## Task description
Look through the material below. Copy every line with the string "title" in it.

## Data for this task
:::::

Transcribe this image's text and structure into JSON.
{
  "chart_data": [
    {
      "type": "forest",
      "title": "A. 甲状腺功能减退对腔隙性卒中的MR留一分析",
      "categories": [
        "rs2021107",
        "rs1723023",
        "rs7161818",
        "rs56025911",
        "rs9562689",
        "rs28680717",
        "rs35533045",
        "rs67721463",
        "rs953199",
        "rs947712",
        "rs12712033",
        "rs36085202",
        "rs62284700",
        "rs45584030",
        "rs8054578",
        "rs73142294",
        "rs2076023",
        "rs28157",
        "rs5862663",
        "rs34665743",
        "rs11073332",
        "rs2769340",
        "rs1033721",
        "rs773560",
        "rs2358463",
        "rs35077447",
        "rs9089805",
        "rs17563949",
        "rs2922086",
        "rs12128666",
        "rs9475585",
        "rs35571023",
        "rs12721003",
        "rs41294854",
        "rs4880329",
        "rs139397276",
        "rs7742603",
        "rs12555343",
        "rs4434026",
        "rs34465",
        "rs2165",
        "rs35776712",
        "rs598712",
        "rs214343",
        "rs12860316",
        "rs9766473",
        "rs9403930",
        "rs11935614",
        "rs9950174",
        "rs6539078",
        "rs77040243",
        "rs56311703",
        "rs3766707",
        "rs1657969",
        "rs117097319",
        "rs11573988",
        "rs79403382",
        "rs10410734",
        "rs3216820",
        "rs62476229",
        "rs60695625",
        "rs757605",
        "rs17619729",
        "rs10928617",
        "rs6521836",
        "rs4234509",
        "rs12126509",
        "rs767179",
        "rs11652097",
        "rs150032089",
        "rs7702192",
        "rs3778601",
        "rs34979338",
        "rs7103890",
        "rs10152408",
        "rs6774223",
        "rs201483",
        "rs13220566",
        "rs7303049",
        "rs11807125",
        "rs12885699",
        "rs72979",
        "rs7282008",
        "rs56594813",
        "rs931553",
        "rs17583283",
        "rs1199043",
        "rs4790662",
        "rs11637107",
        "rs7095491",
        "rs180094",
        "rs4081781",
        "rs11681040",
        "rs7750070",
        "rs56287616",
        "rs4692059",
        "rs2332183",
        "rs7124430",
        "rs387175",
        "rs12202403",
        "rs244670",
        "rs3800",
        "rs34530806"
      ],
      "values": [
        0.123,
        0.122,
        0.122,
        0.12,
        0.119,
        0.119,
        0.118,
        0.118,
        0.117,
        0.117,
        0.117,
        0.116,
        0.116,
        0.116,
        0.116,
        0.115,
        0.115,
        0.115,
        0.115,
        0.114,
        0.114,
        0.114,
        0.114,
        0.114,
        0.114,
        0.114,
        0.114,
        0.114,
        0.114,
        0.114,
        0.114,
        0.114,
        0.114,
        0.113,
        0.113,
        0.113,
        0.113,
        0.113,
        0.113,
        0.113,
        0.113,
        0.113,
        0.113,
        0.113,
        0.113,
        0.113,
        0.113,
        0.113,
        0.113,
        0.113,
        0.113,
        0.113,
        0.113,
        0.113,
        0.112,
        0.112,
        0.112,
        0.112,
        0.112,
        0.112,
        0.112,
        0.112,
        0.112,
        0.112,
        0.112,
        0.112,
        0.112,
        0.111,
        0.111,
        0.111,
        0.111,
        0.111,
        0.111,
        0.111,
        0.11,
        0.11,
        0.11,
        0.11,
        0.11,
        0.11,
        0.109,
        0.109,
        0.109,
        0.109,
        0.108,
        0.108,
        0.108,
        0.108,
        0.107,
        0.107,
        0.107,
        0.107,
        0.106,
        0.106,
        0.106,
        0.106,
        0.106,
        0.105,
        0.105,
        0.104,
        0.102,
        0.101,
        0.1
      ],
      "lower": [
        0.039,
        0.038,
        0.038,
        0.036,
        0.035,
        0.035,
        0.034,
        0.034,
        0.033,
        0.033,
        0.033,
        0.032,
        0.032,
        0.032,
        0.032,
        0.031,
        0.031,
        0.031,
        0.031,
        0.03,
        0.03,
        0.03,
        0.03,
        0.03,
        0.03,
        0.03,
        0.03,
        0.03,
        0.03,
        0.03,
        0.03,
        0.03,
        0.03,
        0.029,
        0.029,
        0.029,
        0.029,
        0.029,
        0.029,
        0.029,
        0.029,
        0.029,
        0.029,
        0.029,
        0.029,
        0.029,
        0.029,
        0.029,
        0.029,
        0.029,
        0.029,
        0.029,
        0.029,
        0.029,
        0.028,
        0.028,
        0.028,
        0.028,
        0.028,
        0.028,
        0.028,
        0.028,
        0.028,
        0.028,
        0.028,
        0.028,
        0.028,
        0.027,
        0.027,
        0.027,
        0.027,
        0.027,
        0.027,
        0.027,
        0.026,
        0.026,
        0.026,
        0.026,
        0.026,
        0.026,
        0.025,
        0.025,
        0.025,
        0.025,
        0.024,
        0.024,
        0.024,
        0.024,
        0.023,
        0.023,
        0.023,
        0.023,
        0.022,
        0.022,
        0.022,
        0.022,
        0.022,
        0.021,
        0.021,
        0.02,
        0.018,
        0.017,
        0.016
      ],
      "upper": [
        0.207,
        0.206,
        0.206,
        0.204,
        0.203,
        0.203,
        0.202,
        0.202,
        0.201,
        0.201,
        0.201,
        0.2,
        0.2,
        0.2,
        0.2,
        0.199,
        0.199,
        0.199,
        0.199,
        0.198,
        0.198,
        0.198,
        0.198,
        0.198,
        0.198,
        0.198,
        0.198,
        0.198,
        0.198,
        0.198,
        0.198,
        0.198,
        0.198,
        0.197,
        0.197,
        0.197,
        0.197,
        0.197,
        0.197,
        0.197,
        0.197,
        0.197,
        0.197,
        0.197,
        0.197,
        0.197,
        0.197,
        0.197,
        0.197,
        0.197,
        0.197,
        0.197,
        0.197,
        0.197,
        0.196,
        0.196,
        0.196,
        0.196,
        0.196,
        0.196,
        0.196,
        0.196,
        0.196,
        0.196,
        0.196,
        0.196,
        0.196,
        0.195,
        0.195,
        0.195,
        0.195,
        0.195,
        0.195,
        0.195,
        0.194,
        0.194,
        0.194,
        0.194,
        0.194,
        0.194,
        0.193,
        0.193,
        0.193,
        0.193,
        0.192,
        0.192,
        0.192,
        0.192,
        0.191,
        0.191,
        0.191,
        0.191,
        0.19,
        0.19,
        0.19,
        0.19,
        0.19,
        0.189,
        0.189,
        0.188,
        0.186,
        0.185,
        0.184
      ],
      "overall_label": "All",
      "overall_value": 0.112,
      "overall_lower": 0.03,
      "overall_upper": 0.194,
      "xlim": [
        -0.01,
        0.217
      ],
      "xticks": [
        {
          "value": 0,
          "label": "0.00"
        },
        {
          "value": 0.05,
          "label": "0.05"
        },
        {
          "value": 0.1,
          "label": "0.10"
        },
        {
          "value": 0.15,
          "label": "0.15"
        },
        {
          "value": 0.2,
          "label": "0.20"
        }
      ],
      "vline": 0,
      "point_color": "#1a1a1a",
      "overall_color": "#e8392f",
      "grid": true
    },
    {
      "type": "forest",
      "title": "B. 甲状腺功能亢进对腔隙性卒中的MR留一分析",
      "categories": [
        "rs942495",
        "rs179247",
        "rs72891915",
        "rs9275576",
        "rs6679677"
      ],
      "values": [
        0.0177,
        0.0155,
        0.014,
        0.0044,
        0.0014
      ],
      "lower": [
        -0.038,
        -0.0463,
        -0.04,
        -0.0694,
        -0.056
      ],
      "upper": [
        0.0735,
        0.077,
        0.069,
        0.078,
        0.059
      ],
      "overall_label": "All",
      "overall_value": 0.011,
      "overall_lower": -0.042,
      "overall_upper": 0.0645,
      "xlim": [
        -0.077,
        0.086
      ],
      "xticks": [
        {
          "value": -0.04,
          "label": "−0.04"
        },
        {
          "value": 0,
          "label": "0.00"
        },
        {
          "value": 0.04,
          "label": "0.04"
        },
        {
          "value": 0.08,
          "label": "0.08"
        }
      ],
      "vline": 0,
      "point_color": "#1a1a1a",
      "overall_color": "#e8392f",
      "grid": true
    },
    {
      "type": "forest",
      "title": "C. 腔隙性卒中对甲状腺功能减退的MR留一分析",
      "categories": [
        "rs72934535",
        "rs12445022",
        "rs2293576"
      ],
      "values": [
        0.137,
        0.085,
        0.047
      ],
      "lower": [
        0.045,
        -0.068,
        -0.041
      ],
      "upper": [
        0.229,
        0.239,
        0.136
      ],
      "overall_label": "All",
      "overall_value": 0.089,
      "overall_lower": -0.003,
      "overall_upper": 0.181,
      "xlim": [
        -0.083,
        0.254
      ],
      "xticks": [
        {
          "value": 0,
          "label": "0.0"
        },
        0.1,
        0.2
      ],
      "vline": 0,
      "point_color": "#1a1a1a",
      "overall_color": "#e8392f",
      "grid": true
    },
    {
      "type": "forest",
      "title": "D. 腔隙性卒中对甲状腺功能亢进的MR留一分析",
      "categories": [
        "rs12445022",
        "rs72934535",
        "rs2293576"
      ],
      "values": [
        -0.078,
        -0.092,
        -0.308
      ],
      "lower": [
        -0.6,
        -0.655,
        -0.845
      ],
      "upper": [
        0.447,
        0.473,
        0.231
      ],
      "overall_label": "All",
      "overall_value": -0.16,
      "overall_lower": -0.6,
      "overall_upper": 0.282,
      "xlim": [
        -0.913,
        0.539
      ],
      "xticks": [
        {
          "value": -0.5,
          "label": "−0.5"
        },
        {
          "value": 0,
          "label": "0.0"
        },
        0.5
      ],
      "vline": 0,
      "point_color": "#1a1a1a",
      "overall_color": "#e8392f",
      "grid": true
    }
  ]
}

:::::

## Task response
      "title": "A. 甲状腺功能减退对腔隙性卒中的MR留一分析",
      "title": "B. 甲状腺功能亢进对腔隙性卒中的MR留一分析",
      "title": "C. 腔隙性卒中对甲状腺功能减退的MR留一分析",
      "title": "D. 腔隙性卒中对甲状腺功能亢进的MR留一分析",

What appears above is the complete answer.